(WHAT IS EXPECTED)
All of the data needs to be repeated exactly.

(DATA LINES)
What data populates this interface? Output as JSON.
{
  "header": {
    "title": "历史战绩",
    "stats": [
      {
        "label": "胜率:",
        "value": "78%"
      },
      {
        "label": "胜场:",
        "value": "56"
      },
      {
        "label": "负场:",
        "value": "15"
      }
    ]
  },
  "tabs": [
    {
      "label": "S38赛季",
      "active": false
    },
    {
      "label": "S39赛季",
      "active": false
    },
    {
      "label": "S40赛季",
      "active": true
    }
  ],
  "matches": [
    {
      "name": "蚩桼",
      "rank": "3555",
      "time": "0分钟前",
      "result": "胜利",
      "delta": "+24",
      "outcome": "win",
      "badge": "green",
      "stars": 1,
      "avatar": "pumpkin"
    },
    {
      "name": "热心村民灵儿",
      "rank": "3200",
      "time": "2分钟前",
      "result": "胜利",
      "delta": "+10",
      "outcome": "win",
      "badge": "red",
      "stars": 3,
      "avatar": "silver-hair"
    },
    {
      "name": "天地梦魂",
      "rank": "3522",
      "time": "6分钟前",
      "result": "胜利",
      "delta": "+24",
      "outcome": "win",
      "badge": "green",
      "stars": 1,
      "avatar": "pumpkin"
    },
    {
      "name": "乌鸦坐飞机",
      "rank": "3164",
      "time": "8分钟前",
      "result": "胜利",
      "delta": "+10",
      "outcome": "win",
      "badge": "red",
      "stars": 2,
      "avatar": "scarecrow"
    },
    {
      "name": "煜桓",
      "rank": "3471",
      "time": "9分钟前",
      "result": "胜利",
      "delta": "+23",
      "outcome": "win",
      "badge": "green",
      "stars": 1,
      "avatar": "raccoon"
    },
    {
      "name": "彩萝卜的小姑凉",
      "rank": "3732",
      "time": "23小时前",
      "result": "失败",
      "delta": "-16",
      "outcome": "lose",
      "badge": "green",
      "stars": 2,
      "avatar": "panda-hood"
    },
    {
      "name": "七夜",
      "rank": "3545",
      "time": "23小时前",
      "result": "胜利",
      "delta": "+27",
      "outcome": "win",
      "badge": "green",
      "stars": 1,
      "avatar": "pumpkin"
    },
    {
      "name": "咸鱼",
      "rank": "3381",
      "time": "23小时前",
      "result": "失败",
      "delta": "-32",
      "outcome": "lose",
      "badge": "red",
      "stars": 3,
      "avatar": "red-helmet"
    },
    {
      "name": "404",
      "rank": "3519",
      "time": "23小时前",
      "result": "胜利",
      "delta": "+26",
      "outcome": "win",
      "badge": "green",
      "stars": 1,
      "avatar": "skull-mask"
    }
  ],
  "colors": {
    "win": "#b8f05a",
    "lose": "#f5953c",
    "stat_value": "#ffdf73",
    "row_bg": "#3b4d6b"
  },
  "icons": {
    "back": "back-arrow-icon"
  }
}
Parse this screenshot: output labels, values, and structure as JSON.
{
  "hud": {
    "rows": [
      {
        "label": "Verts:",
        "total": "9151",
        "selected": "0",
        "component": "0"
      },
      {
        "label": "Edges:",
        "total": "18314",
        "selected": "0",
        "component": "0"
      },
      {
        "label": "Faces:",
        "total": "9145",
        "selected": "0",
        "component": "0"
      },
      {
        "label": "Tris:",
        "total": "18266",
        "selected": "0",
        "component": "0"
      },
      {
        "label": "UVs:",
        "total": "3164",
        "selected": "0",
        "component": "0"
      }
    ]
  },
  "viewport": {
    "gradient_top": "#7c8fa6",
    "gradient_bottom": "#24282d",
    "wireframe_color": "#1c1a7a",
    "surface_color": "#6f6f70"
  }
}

(REPLY)
What data populates this interface? Output as JSON.
{
  "header": {
    "title": "历史战绩",
    "stats": [
      {
        "label": "胜率:",
        "value": "78%"
      },
      {
        "label": "胜场:",
        "value": "56"
      },
      {
        "label": "负场:",
        "value": "15"
      }
    ]
  },
  "tabs": [
    {
      "label": "S38赛季",
      "active": false
    },
    {
      "label": "S39赛季",
      "active": false
    },
    {
      "label": "S40赛季",
      "active": true
    }
  ],
  "matches": [
    {
      "name": "蚩桼",
      "rank": "3555",
      "time": "0分钟前",
      "result": "胜利",
      "delta": "+24",
      "outcome": "win",
      "badge": "green",
      "stars": 1,
      "avatar": "pumpkin"
    },
    {
      "name": "热心村民灵儿",
      "rank": "3200",
      "time": "2分钟前",
      "result": "胜利",
      "delta": "+10",
      "outcome": "win",
      "badge": "red",
      "stars": 3,
      "avatar": "silver-hair"
    },
    {
      "name": "天地梦魂",
      "rank": "3522",
      "time": "6分钟前",
      "result": "胜利",
      "delta": "+24",
      "outcome": "win",
      "badge": "green",
      "stars": 1,
      "avatar": "pumpkin"
    },
    {
      "name": "乌鸦坐飞机",
      "rank": "3164",
      "time": "8分钟前",
      "result": "胜利",
      "delta": "+10",
      "outcome": "win",
      "badge": "red",
      "stars": 2,
      "avatar": "scarecrow"
    },
    {
      "name": "煜桓",
      "rank": "3471",
      "time": "9分钟前",
      "result": "胜利",
      "delta": "+23",
      "outcome": "win",
      "badge": "green",
      "stars": 1,
      "avatar": "raccoon"
    },
    {
      "name": "彩萝卜的小姑凉",
      "rank": "3732",
      "time": "23小时前",
      "result": "失败",
      "delta": "-16",
      "outcome": "lose",
      "badge": "green",
      "stars": 2,
      "avatar": "panda-hood"
    },
    {
      "name": "七夜",
      "rank": "3545",
      "time": "23小时前",
      "result": "胜利",
      "delta": "+27",
      "outcome": "win",
      "badge": "green",
      "stars": 1,
      "avatar": "pumpkin"
    },
    {
      "name": "咸鱼",
      "rank": "3381",
      "time": "23小时前",
      "result": "失败",
      "delta": "-32",
      "outcome": "lose",
      "badge": "red",
      "stars": 3,
      "avatar": "red-helmet"
    },
    {
      "name": "404",
      "rank": "3519",
      "time": "23小时前",
      "result": "胜利",
      "delta": "+26",
      "outcome": "win",
      "badge": "green",
      "stars": 1,
      "avatar": "skull-mask"
    }
  ],
  "colors": {
    "win": "#b8f05a",
    "lose": "#f5953c",
    "stat_value": "#ffdf73",
    "row_bg": "#3b4d6b"
  },
  "icons": {
    "back": "back-arrow-icon"
  }
}
Parse this screenshot: output labels, values, and structure as JSON.
{
  "hud": {
    "rows": [
      {
        "label": "Verts:",
        "total": "9151",
        "selected": "0",
        "component": "0"
      },
      {
        "label": "Edges:",
        "total": "18314",
        "selected": "0",
        "component": "0"
      },
      {
        "label": "Faces:",
        "total": "9145",
        "selected": "0",
        "component": "0"
      },
      {
        "label": "Tris:",
        "total": "18266",
        "selected": "0",
        "component": "0"
      },
      {
        "label": "UVs:",
        "total": "3164",
        "selected": "0",
        "component": "0"
      }
    ]
  },
  "viewport": {
    "gradient_top": "#7c8fa6",
    "gradient_bottom": "#24282d",
    "wireframe_color": "#1c1a7a",
    "surface_color": "#6f6f70"
  }
}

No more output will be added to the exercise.